Output the lines that follow exactly as they are.

── MATERIAL SHOWN ──

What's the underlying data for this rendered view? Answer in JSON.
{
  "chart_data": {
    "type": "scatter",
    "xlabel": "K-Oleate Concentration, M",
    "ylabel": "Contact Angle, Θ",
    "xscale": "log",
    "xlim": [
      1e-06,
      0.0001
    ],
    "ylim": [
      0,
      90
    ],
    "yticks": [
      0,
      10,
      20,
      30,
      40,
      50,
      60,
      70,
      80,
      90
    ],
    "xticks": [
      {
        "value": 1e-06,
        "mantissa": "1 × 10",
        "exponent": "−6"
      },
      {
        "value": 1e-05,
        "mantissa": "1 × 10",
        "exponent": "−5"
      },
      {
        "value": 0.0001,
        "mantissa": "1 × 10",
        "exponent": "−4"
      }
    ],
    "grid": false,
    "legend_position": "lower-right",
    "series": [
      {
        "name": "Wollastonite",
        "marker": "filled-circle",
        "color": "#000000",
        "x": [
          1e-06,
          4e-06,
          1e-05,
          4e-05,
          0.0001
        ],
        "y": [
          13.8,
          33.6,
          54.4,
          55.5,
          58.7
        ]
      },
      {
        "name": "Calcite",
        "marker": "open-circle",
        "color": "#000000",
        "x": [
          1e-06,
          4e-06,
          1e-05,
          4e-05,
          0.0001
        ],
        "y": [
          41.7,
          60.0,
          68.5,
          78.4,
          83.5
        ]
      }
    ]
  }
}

───

• _FINAL RESULT_:
What's the underlying data for this rendered view? Answer in JSON.
{
  "chart_data": {
    "type": "scatter",
    "xlabel": "K-Oleate Concentration, M",
    "ylabel": "Contact Angle, Θ",
    "xscale": "log",
    "xlim": [
      1e-06,
      0.0001
    ],
    "ylim": [
      0,
      90
    ],
    "yticks": [
      0,
      10,
      20,
      30,
      40,
      50,
      60,
      70,
      80,
      90
    ],
    "xticks": [
      {
        "value": 1e-06,
        "mantissa": "1 × 10",
        "exponent": "−6"
      },
      {
        "value": 1e-05,
        "mantissa": "1 × 10",
        "exponent": "−5"
      },
      {
        "value": 0.0001,
        "mantissa": "1 × 10",
        "exponent": "−4"
      }
    ],
    "grid": false,
    "legend_position": "lower-right",
    "series": [
      {
        "name": "Wollastonite",
        "marker": "filled-circle",
        "color": "#000000",
        "x": [
          1e-06,
          4e-06,
          1e-05,
          4e-05,
          0.0001
        ],
        "y": [
          13.8,
          33.6,
          54.4,
          55.5,
          58.7
        ]
      },
      {
        "name": "Calcite",
        "marker": "open-circle",
        "color": "#000000",
        "x": [
          1e-06,
          4e-06,
          1e-05,
          4e-05,
          0.0001
        ],
        "y": [
          41.7,
          60.0,
          68.5,
          78.4,
          83.5
        ]
      }
    ]
  }
}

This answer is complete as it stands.